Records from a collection
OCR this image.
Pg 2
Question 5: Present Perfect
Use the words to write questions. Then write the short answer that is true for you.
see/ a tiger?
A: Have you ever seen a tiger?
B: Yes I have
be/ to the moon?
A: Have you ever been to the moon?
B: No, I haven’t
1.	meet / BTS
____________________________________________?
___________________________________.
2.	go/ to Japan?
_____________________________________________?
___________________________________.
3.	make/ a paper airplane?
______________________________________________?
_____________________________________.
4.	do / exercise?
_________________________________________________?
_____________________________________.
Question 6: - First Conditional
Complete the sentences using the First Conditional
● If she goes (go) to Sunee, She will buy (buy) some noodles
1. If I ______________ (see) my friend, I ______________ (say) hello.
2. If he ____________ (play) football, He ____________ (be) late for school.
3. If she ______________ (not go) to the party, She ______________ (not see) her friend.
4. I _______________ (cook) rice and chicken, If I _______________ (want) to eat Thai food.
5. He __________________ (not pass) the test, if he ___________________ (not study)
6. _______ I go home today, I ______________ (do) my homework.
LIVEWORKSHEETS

TASK PROMPT =>
Output the full listing exactly as it stands.

THE COMPLETED TASK =>
OCR this image.
Pg 2
Question 5: Present Perfect
Use the words to write questions. Then write the short answer that is true for you.
see/ a tiger?
A: Have you ever seen a tiger?
B: Yes I have
be/ to the moon?
A: Have you ever been to the moon?
B: No, I haven’t
1.	meet / BTS
____________________________________________?
___________________________________.
2.	go/ to Japan?
_____________________________________________?
___________________________________.
3.	make/ a paper airplane?
______________________________________________?
_____________________________________.
4.	do / exercise?
_________________________________________________?
_____________________________________.
Question 6: - First Conditional
Complete the sentences using the First Conditional
● If she goes (go) to Sunee, She will buy (buy) some noodles
1. If I ______________ (see) my friend, I ______________ (say) hello.
2. If he ____________ (play) football, He ____________ (be) late for school.
3. If she ______________ (not go) to the party, She ______________ (not see) her friend.
4. I _______________ (cook) rice and chicken, If I _______________ (want) to eat Thai food.
5. He __________________ (not pass) the test, if he ___________________ (not study)
6. _______ I go home today, I ______________ (do) my homework.
LIVEWORKSHEETS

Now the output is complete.